_Exercise requirements_.
Your task is to copy every line of the entries that contains "Average".

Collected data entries
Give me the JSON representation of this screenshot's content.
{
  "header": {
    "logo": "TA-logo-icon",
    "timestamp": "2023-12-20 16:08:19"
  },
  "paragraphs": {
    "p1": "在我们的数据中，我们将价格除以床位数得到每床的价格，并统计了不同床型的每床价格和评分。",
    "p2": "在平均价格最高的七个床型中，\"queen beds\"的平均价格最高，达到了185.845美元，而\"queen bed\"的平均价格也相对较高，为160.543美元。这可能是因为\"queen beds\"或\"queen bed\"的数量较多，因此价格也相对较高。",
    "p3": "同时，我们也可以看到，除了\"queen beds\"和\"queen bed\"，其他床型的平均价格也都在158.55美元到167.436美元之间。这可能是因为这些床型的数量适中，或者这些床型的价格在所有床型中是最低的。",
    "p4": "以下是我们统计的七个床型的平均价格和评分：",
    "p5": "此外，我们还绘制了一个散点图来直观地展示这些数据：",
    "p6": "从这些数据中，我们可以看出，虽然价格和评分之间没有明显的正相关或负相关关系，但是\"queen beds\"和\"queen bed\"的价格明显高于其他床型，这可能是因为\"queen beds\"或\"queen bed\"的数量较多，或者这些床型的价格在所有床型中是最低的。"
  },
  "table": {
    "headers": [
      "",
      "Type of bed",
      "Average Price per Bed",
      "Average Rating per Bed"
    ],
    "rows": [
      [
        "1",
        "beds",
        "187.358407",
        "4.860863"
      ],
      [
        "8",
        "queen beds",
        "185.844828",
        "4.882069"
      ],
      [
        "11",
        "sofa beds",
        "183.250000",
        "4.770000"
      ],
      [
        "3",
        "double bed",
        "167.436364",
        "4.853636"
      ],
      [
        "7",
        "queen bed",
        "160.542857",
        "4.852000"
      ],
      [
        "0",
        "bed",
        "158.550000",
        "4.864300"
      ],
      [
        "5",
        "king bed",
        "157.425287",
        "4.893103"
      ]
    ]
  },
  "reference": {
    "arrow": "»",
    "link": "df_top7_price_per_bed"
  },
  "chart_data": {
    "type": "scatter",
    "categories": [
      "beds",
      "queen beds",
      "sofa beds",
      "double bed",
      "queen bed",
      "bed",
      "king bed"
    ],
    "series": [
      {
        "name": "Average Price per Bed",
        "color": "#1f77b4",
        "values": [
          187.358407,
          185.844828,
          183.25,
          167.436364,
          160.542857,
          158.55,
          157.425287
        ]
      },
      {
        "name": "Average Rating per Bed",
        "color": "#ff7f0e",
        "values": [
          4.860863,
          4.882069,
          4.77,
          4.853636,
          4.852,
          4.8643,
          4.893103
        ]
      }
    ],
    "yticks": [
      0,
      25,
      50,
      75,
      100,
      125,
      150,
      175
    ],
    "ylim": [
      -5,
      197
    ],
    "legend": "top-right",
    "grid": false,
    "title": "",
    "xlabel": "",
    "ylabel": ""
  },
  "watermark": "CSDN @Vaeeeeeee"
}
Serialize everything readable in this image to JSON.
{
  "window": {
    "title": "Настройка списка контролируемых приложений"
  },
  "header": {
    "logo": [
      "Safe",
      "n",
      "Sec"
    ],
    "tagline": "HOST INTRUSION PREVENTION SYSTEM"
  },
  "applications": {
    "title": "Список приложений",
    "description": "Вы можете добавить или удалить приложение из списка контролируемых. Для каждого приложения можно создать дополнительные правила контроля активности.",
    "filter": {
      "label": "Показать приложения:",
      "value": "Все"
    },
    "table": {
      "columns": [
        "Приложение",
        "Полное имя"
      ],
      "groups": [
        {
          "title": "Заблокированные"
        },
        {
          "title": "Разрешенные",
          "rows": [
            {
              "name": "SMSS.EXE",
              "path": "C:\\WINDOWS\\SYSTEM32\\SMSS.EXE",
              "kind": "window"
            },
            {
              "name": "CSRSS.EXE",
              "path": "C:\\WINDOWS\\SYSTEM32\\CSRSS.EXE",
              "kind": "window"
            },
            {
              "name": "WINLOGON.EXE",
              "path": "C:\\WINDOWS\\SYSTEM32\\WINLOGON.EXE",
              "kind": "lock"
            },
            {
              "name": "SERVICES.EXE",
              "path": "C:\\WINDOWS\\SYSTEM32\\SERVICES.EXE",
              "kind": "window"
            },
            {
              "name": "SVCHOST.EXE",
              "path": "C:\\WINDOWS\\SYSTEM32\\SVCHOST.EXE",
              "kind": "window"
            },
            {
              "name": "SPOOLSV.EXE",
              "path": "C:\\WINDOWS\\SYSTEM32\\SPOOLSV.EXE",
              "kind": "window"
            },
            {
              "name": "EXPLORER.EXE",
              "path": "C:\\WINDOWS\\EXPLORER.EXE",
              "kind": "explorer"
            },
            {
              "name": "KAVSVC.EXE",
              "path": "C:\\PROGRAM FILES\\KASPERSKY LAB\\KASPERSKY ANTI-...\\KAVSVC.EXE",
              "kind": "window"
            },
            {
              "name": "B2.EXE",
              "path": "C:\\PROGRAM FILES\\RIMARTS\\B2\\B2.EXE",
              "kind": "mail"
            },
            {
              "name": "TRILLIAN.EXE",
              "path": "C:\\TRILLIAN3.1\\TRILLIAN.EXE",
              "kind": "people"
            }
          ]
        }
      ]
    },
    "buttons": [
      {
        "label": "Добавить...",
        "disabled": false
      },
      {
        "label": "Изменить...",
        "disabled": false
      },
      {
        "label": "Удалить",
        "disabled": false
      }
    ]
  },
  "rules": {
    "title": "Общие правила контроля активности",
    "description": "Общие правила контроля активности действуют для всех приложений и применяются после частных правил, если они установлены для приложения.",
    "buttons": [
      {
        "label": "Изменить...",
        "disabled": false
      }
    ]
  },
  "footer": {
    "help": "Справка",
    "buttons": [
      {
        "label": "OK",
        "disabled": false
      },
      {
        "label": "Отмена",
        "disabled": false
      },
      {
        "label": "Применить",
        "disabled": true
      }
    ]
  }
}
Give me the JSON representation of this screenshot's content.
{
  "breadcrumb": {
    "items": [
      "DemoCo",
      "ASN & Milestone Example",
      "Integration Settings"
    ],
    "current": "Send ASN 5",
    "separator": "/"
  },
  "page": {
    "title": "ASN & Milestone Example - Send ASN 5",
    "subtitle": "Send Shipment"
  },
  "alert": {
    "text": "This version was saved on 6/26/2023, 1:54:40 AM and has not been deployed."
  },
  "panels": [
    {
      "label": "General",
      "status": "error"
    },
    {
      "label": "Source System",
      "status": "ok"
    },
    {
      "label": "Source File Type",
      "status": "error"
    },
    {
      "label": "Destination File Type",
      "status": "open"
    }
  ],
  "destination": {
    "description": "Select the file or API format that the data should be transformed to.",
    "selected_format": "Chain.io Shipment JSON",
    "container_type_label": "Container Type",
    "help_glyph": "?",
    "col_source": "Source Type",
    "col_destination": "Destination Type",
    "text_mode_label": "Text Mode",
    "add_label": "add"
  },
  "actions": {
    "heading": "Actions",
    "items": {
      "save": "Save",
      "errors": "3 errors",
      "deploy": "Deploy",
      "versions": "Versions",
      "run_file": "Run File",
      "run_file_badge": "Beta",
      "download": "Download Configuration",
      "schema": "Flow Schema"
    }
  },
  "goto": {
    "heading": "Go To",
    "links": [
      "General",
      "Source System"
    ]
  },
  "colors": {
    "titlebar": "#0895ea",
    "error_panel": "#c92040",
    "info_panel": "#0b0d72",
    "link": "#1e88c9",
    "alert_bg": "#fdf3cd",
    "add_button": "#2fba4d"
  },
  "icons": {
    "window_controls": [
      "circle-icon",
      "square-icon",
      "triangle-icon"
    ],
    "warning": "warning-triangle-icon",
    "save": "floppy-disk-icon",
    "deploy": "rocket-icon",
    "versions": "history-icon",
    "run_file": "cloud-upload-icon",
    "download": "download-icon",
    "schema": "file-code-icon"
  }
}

_Task response_.
      "Average Price per Bed",
      "Average Rating per Bed"
        "name": "Average Price per Bed",
        "name": "Average Rating per Bed",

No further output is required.